----- PAGE TEXT

Two other challenges are worth noting. First, it's difficult to do long-range business forecasting when the typical cycle between identification of an opportunity is 3 to 12 mos. or so and the build/test/delivery cycle for the order is less than 6 mos., and when most of our customers order in onesies and twosies, i.e., not in quantity. (Our current business base is what we call "lumpy".) Our firm business backlog projection is always near zero 9 to 12 mos. out, and any projections we might make for greater than a year out are pretty much guesses. This keeps us on our toes to be sure—planning, executing and hitting our financial targets.
Second, there are only so many rocket launches per year globally and only a few spacecraft (at most) per launch, so right there our addressable core market for RocketCam™ is limited. Throw in ITAR and about half the market—the non-U.S. part—is much more difficult to service. So we're looking for ways to expand RocketCam™ into other markets like UAVs, commercial aircraft, other mobile vehicles, etc. There are many players in those markets already, and very few in our core market. And we don't understand those new markets nearly as well as space. So the new markets are harder to penetrate.
One of the bigger opportunities we've been chasing for the past few years is to expand RocketCam™ more into the spacecraft arena. We've been on four spacecraft so far since 2005—two in LEO and two at GEO—compared to 62 rocket launches since 1997. (RocketCam™ was at Crosslink from 1997-2000, 17 launches.) RocketCam™ is on the launch pad on its first mission heading to the Moon in May (LCROSS), and it's on a half-dozen more spacecraft in the pipeline, including two more to the Moon (GRAIL) in 2011. There's still a lot of room for growth here, and things are getting exciting.
Co-registered and corrected image_2009Jan28
Announcement coming soon about this image!
We've also been seeking to show that we can crate a new revenue stream for Ecliptic by selling the RocketCam™ video content in clever ways. But to sell it you have to own it, and that's been our problem for years: we didn't own the video, our customers did. We finally catalyzed an opportunity to demonstrate this business model early this year and it will be publicly announced by our partner March 25th! It's a very commercial idea, unique, and just what we'd like to do more of.
We're also looking for additional strategic partners to enable Ecliptic to expand into new markets, grow, diversify and become a bit more stable. For some markets, this means an aerospace prime; for others it means a commercial media firm. Other exciting opportunities would be enabled simply by finding enthusiastic investors who want to be part of the opportunity. I always have 5 or 10 neat opportunities floating around in my head that aren't quite on the front burner yet, so there's no shortage of ideas.
EVA: Speaking of opportunities, the Moon is drawing you back and we'll be very excited to see the images from the RocketCam™ on LCROSS! The other Moon project, and the one that most resembles BlastOff, is the Google Lunar X PRIZE -- with many teams competing to do what BlastOff was designed to do. Is Ecliptic involved with any of the teams, providing them with imaging technology? In any other ways? Another point you made seems very timely as well -- your description of your focus on "situational awareness". With the recent satellite collision and debris threats to the ISS, Space Situational Awareness has been making headlines. It is a major issue affecting government/civil, commercial and security/military activities in Space. Are there opportunities to use your technology to address some of these problems?

----------
----- PROVIDED MATERIAL

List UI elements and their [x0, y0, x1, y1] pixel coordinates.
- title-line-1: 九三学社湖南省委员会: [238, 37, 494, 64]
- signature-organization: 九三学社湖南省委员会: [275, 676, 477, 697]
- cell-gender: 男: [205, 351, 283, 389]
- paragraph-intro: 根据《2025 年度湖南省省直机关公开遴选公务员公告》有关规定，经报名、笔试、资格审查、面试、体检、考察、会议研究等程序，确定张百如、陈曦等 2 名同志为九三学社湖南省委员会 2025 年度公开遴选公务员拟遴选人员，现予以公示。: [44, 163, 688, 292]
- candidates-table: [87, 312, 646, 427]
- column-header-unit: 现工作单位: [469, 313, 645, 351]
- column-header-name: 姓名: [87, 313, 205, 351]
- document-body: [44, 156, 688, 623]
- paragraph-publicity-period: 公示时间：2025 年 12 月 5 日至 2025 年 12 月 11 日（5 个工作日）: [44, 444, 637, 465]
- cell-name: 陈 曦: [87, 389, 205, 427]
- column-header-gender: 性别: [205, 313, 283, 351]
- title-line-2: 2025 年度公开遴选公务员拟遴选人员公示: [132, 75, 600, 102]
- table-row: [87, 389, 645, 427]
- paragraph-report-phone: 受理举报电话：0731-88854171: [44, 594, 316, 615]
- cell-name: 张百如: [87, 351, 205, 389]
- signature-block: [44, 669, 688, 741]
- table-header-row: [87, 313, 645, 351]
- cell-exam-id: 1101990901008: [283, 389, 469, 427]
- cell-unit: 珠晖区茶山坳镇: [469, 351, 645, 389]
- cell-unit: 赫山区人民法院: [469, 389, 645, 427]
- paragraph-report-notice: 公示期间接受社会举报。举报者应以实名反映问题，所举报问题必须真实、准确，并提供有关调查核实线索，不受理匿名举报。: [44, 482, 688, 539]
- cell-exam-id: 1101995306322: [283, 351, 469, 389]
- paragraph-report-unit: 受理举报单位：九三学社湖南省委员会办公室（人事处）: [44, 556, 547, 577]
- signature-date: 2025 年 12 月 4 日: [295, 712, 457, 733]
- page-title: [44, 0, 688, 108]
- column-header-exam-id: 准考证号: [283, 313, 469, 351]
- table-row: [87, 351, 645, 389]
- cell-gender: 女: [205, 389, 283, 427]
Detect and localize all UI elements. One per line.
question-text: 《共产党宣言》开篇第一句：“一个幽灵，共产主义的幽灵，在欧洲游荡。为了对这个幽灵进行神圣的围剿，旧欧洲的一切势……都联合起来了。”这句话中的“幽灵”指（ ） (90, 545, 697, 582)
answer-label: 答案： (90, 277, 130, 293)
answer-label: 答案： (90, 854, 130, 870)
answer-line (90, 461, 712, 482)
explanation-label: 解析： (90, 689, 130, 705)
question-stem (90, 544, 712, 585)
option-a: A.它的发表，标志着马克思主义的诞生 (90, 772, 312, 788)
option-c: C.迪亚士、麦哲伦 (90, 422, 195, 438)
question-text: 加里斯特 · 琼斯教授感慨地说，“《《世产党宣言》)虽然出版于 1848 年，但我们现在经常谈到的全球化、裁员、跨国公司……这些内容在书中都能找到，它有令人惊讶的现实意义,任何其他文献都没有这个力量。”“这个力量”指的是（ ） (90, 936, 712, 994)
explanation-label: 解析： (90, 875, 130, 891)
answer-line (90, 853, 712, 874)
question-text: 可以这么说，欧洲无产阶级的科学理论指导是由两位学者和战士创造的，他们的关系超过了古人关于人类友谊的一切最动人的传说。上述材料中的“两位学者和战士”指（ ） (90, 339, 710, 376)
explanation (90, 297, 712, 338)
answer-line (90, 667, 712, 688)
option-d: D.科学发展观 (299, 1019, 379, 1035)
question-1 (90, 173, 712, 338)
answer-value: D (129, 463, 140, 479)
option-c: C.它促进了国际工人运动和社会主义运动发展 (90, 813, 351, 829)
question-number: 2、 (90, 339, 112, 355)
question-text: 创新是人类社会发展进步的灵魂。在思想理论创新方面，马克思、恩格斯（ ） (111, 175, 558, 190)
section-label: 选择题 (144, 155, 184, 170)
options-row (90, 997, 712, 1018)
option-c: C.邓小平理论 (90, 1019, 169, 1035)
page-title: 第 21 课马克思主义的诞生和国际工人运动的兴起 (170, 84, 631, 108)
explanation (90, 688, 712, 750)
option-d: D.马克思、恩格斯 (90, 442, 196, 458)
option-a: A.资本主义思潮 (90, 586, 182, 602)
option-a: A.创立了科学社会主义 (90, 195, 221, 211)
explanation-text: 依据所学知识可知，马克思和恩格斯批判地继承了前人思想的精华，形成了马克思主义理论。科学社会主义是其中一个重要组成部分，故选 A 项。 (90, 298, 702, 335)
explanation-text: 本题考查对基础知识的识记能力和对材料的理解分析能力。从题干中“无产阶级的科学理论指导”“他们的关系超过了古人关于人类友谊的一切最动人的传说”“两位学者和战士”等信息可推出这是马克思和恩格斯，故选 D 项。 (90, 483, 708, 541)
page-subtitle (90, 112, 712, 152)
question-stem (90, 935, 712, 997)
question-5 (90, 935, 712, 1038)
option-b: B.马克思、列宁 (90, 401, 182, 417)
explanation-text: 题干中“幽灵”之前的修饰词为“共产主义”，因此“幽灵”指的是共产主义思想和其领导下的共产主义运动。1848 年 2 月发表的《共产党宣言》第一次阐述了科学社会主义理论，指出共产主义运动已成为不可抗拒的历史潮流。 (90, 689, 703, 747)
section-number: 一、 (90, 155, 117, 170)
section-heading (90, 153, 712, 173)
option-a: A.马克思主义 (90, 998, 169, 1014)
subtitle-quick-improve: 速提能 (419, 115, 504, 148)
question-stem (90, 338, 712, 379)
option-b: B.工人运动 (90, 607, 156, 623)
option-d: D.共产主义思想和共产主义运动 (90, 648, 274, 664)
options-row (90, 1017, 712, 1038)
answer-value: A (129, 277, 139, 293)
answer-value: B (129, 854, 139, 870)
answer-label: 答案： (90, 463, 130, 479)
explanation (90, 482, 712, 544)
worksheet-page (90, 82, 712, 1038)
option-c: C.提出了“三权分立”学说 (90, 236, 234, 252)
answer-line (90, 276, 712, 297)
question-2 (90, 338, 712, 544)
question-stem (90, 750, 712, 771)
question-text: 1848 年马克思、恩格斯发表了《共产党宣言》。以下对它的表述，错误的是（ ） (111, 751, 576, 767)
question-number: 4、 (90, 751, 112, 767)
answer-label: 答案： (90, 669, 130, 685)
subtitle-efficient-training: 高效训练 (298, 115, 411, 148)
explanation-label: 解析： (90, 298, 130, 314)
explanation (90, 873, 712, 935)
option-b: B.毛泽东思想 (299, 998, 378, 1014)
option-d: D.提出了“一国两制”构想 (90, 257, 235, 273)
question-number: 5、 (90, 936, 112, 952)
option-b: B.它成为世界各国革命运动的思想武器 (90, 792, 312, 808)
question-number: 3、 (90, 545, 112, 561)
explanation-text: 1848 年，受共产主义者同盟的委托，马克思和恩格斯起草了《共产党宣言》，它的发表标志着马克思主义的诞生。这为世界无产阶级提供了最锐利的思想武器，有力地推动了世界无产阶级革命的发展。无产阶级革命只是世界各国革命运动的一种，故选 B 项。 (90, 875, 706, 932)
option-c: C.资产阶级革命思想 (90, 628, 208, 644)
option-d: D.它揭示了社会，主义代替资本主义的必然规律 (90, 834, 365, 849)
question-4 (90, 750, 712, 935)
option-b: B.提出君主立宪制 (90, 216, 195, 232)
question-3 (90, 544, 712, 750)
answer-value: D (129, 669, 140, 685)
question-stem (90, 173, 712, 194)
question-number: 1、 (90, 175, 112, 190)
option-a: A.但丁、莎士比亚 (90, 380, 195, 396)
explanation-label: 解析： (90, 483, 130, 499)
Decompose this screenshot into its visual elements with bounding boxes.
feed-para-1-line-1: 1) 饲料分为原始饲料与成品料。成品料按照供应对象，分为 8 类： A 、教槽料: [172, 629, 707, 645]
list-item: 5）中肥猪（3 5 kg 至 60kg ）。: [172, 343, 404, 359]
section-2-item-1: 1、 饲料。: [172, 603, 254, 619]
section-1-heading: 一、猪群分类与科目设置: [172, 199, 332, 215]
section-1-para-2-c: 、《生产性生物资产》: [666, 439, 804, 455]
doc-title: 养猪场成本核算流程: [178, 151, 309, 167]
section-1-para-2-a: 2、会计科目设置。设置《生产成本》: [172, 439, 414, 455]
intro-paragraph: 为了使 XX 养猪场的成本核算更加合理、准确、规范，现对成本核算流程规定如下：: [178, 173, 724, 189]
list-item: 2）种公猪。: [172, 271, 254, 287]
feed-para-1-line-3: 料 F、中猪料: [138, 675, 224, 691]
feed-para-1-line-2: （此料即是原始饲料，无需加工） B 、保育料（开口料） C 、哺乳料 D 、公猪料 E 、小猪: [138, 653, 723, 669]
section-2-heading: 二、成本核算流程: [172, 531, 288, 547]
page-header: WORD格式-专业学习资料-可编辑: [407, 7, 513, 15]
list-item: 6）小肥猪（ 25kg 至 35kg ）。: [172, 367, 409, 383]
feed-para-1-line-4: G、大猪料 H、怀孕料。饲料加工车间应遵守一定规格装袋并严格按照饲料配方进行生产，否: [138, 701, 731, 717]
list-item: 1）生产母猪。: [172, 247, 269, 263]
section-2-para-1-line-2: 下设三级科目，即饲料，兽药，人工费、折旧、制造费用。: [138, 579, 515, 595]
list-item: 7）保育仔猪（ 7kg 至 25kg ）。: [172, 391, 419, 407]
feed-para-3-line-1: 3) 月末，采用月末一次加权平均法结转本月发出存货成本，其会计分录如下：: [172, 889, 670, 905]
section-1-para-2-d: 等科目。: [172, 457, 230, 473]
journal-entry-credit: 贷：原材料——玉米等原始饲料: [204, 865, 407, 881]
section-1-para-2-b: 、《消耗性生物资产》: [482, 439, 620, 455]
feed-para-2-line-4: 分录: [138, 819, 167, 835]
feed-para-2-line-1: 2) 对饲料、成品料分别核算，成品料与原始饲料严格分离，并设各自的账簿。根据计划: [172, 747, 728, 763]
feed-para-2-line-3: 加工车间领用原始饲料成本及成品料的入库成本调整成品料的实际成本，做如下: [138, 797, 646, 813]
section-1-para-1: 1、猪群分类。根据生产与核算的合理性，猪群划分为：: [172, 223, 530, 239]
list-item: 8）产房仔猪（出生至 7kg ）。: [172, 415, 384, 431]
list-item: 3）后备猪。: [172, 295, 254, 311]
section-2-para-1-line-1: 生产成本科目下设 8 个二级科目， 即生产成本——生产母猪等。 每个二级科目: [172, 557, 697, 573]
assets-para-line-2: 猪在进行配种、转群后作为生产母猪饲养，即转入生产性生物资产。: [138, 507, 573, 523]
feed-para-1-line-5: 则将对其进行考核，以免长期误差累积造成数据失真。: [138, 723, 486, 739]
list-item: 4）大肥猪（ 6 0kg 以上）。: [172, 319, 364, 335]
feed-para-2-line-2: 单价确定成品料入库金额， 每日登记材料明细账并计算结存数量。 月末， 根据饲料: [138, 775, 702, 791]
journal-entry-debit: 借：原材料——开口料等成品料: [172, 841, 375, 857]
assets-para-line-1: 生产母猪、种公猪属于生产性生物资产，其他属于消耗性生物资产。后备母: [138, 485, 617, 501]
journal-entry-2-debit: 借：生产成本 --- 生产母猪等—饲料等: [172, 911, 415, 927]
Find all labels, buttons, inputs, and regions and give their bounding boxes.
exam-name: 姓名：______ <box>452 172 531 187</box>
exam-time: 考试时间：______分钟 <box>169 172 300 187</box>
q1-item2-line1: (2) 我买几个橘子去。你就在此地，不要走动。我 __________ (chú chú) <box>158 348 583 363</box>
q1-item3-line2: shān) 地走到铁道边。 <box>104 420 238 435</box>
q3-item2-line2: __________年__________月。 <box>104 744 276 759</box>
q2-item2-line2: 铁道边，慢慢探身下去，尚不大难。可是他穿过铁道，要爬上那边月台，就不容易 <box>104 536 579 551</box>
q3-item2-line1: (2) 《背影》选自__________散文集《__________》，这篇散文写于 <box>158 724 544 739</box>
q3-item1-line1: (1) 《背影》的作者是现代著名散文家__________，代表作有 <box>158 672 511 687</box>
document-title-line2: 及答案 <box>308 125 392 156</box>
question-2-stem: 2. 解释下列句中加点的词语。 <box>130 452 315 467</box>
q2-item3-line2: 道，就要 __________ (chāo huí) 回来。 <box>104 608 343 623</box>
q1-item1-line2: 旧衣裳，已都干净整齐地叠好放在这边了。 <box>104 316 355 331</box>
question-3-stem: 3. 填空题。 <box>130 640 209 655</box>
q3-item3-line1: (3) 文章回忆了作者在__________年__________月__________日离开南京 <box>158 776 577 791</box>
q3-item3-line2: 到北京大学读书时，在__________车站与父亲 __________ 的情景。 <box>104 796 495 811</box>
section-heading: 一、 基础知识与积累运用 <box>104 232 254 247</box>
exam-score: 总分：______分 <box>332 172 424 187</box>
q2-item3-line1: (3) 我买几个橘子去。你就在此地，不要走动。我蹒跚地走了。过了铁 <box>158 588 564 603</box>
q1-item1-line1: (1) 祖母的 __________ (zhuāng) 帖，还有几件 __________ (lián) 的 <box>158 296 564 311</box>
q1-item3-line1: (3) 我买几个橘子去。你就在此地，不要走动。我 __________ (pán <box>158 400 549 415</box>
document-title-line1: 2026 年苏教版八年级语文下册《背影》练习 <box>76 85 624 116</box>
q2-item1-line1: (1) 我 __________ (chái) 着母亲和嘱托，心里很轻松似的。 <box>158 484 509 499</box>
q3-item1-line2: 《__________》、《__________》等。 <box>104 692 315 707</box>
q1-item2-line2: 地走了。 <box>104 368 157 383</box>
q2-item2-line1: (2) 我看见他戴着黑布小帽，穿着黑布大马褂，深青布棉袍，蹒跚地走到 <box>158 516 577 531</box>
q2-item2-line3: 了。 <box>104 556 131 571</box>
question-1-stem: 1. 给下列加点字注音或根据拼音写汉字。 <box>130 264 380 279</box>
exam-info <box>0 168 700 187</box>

----------

PARTS OF THE EXERCISE —
(1) According to the interview excerpt, how many rocket launches has RocketCam™ flown on since 1997?
(2) List every aim the interview excerpt gives for Ecliptic's search for additional strategic partners.

PER-TASK ANSWERS —
(1) 62 rocket launches.

(2)
- Expand into new markets
- Grow
- Diversify
- Become a bit more stable